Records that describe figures

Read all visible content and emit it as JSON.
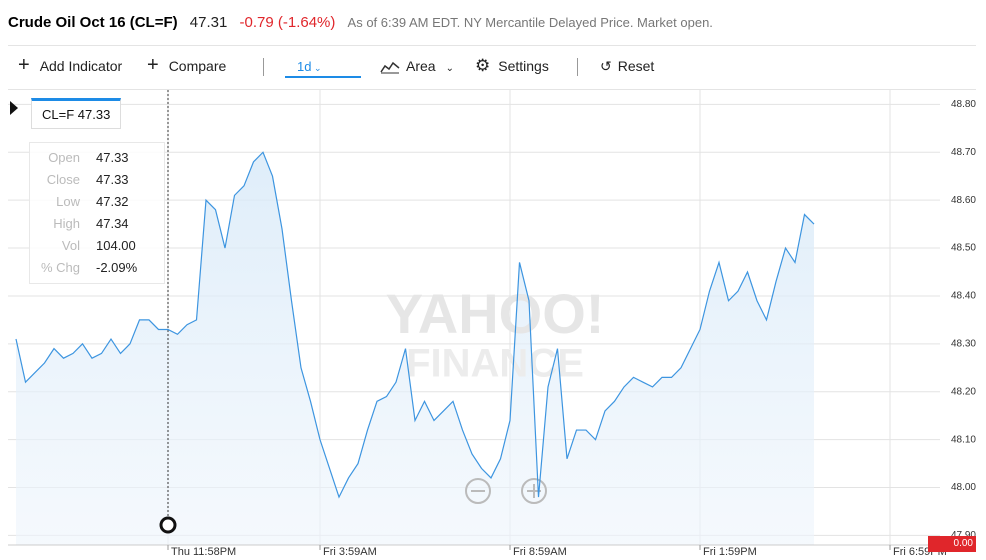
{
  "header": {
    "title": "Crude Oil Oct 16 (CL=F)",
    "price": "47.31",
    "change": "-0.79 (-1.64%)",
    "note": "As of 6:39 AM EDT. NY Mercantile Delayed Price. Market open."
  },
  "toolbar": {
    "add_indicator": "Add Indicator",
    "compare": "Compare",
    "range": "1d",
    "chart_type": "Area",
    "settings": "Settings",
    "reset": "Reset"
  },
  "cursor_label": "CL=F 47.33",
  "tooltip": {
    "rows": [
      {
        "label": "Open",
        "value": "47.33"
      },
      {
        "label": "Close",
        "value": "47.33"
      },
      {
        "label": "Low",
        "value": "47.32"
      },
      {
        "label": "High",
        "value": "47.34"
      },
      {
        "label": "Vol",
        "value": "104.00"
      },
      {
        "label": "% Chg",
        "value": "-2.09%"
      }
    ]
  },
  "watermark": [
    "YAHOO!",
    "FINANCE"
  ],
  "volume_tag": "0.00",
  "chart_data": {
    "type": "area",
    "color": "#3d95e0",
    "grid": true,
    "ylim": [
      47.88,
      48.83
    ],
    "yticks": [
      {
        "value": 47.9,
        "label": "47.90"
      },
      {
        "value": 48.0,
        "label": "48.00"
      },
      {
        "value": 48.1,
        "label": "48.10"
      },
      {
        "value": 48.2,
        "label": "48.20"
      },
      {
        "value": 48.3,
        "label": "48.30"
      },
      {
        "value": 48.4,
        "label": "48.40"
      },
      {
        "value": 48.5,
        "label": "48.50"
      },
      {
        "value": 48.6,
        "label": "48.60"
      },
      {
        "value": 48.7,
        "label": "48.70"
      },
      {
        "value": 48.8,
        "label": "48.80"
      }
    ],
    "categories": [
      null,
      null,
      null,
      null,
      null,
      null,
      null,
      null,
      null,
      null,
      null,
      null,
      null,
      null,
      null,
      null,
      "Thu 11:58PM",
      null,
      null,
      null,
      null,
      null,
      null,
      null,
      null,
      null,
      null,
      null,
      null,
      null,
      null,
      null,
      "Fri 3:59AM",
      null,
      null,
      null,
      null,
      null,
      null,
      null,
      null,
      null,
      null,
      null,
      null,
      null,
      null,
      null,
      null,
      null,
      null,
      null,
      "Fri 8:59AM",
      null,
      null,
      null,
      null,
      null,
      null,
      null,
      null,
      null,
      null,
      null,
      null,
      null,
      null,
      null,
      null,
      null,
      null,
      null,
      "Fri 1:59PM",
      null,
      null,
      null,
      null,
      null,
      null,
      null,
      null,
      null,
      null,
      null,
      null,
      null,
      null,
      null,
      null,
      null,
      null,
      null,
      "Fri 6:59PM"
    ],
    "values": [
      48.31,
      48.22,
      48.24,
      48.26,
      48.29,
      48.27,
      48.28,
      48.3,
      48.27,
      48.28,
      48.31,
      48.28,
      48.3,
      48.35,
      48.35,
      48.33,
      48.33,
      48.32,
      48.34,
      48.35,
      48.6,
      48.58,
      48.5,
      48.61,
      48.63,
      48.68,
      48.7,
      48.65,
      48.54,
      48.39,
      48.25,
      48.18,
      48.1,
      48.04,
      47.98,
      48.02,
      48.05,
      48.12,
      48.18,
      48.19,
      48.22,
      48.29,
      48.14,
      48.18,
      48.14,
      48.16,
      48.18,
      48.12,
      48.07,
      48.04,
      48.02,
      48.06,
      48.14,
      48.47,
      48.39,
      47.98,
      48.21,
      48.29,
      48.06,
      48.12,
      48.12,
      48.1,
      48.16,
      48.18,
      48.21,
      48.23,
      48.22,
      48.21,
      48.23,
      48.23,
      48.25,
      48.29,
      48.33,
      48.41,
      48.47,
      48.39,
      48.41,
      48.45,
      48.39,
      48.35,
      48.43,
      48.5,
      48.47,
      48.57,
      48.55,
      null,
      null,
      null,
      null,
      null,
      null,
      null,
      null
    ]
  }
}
--
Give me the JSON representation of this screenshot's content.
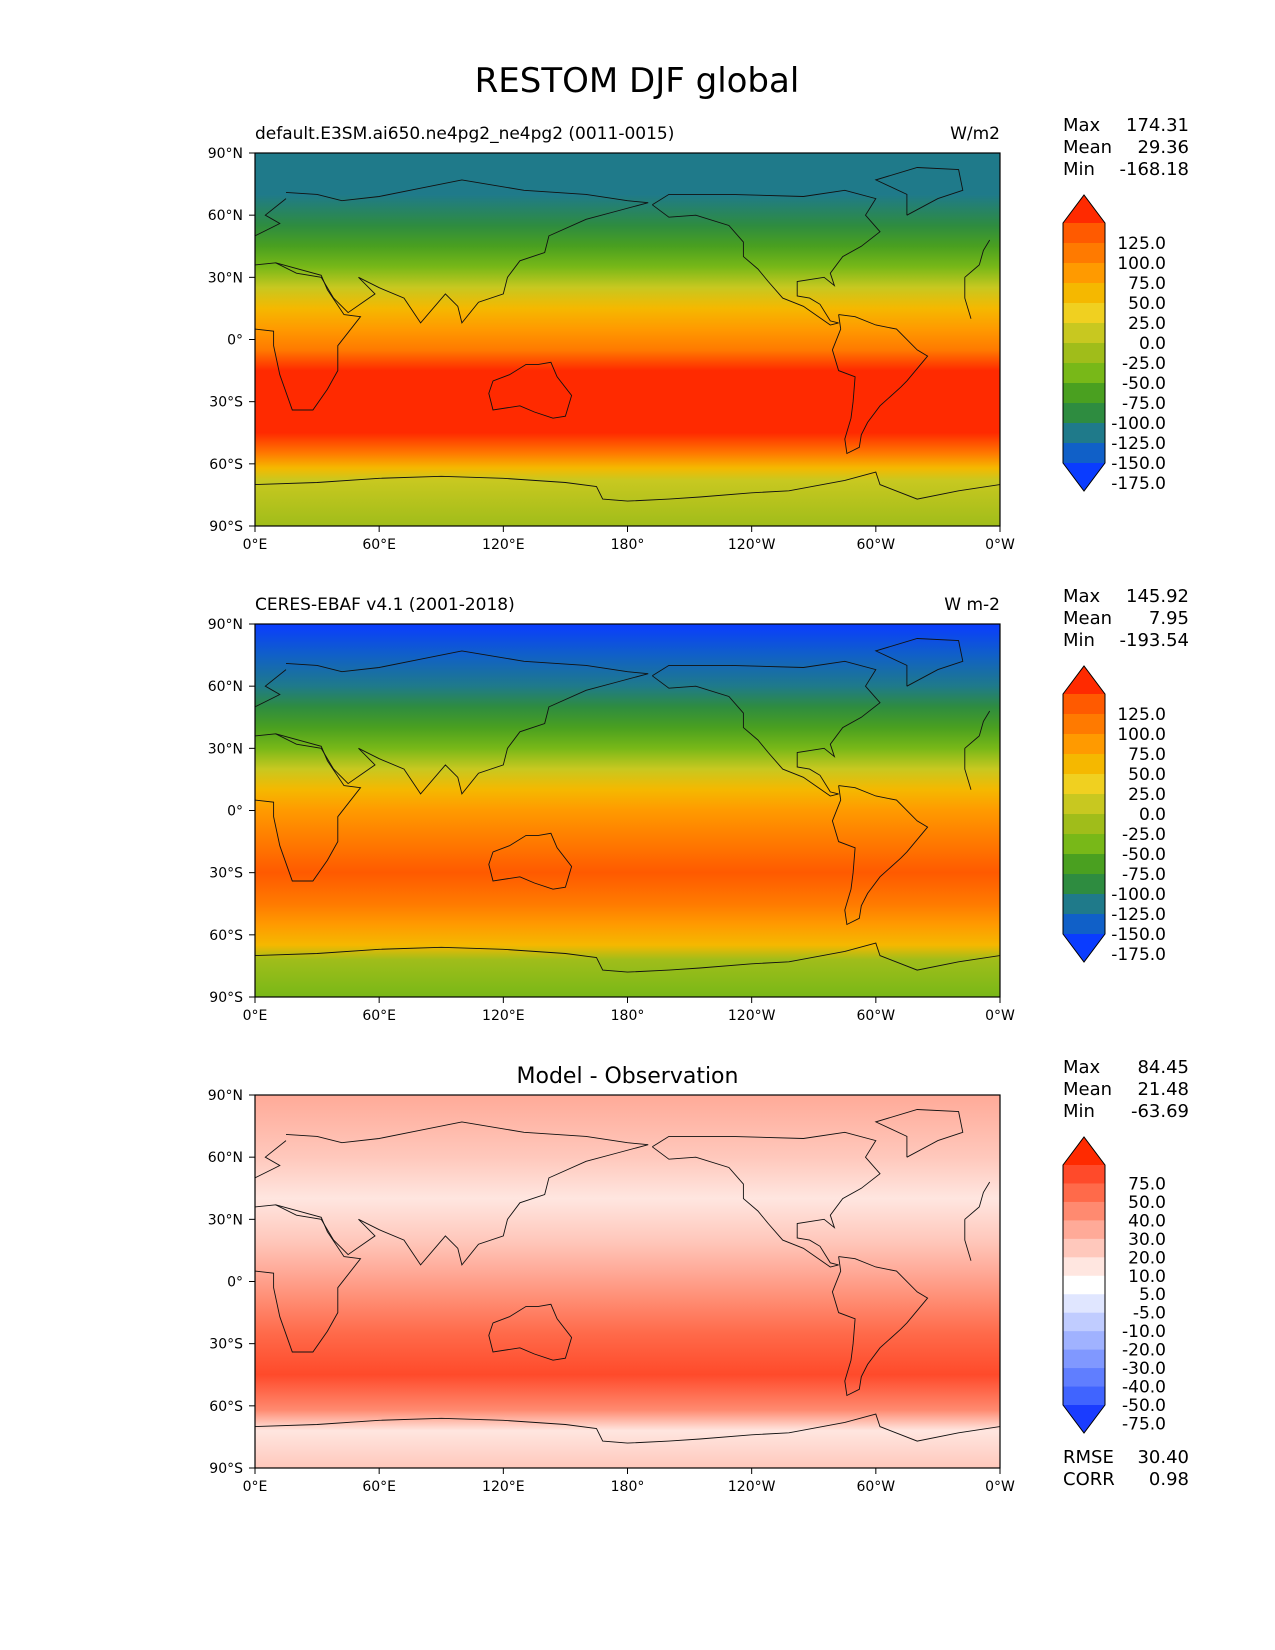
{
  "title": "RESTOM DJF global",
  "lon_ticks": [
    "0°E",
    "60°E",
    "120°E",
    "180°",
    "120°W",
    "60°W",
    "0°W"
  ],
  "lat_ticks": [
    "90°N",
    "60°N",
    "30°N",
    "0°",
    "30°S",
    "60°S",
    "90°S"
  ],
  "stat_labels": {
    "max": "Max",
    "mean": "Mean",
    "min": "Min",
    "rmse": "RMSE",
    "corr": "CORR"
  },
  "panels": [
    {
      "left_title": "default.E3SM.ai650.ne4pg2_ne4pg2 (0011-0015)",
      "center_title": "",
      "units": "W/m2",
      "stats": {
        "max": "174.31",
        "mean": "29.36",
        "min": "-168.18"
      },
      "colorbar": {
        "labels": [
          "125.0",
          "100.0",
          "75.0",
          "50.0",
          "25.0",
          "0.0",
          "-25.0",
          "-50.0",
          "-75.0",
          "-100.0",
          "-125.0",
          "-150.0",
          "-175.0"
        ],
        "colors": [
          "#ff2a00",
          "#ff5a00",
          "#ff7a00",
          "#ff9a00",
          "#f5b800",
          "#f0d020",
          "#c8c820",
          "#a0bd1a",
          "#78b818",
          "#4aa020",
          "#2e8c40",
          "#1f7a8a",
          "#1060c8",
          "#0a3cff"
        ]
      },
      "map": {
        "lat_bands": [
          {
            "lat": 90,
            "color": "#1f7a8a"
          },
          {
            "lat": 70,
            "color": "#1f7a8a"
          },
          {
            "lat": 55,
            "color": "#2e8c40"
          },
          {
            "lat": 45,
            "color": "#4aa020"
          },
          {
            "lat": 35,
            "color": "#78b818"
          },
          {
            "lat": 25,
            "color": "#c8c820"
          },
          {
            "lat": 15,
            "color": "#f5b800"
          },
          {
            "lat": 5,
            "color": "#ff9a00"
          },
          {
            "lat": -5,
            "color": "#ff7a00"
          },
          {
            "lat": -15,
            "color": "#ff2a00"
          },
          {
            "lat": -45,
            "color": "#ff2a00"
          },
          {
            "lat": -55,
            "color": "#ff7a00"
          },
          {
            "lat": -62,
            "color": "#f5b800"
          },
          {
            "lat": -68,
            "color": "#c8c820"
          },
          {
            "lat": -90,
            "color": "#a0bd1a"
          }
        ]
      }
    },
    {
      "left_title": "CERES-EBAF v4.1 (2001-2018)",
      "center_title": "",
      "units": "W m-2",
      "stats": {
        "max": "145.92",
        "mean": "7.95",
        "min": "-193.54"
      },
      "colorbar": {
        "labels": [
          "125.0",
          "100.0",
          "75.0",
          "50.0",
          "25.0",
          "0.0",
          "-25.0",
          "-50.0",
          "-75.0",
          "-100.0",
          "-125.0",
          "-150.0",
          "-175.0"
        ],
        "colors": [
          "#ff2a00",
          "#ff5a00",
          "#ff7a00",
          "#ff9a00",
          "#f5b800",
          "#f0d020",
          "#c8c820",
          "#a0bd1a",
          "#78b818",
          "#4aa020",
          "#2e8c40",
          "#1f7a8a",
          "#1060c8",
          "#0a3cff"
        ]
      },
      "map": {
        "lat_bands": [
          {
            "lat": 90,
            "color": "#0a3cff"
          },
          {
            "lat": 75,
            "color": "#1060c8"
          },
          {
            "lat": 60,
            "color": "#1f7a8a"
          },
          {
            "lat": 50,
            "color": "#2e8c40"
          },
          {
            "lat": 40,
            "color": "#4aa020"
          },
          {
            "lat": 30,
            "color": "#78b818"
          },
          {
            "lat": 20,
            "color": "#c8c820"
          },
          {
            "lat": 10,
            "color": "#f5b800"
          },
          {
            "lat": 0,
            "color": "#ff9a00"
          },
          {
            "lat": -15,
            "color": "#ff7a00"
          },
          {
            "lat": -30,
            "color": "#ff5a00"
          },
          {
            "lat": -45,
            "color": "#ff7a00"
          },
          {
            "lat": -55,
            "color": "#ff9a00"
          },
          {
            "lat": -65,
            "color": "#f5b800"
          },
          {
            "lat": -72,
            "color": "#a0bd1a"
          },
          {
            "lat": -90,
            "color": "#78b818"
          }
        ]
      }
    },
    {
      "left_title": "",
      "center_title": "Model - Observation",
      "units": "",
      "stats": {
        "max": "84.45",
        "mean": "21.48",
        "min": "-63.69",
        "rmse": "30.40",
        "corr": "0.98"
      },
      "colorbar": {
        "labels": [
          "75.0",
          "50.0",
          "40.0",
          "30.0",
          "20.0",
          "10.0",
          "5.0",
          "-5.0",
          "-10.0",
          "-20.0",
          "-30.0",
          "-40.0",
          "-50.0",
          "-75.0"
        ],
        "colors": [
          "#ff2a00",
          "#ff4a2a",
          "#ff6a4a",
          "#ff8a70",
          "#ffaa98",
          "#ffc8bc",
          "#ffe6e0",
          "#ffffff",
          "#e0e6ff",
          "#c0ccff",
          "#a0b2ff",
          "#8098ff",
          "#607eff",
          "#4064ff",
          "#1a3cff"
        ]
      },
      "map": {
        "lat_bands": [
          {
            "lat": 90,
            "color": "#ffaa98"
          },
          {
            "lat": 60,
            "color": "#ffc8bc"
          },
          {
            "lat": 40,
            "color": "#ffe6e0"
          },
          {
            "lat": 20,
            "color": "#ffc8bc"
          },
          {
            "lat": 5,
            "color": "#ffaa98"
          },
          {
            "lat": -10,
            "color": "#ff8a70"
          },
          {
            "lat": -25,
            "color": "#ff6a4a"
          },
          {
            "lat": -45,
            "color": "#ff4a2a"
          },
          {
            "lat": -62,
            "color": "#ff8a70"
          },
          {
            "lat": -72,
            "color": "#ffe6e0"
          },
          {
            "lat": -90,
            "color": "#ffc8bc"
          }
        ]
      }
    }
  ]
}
* * *
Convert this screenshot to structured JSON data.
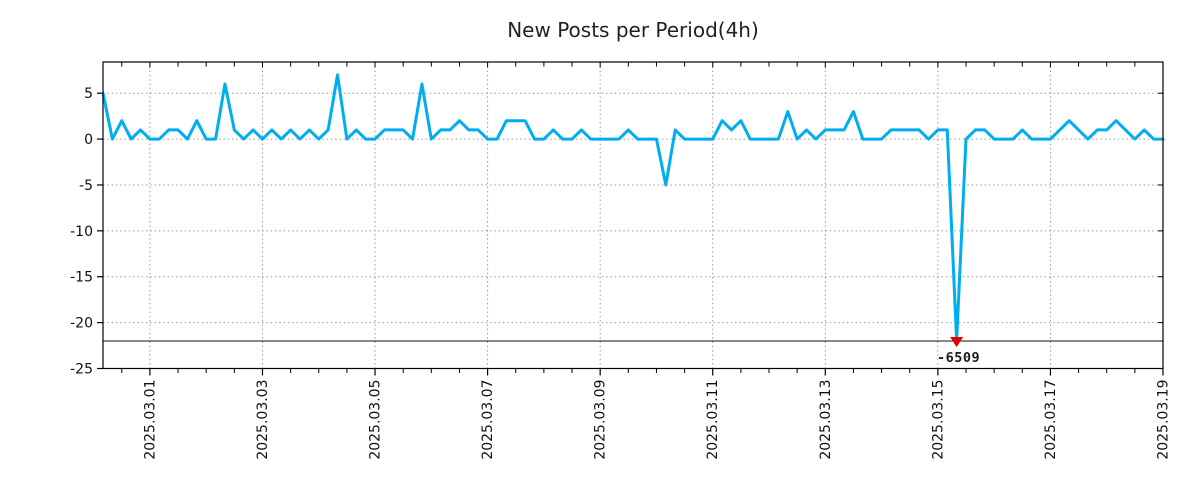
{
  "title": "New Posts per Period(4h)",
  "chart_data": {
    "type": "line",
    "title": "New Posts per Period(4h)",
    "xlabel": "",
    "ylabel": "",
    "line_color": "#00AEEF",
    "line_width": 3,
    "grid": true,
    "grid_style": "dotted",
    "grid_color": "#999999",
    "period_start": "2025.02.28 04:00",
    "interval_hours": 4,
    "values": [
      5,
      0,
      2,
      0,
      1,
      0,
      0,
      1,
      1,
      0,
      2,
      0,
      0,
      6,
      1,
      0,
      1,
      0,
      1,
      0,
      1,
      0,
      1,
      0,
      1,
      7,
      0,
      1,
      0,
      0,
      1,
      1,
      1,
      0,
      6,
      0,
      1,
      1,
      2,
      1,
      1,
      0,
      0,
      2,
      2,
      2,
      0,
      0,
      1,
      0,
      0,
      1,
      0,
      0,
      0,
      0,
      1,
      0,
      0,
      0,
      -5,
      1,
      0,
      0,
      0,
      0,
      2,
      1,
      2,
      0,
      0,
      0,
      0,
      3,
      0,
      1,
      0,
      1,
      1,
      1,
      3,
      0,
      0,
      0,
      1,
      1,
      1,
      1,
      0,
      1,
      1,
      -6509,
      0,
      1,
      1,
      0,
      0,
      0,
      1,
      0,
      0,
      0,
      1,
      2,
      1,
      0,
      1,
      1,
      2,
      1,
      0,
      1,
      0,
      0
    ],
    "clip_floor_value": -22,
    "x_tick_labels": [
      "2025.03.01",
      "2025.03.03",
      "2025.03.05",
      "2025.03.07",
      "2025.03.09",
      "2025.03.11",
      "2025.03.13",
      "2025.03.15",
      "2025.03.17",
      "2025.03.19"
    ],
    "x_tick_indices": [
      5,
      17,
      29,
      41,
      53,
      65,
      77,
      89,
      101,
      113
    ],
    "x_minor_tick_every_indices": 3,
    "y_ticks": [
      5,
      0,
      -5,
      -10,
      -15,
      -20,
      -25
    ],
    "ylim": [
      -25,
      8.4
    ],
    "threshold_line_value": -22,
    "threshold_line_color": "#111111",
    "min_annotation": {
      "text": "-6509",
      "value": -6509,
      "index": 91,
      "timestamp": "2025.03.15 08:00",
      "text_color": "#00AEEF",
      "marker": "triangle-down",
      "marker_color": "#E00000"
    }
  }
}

- [Your task]: Which lines hold the string "Posts"? List them all.

- [Solved exercise]:
  "title": "New Posts per Period(4h)",
    "title": "New Posts per Period(4h)",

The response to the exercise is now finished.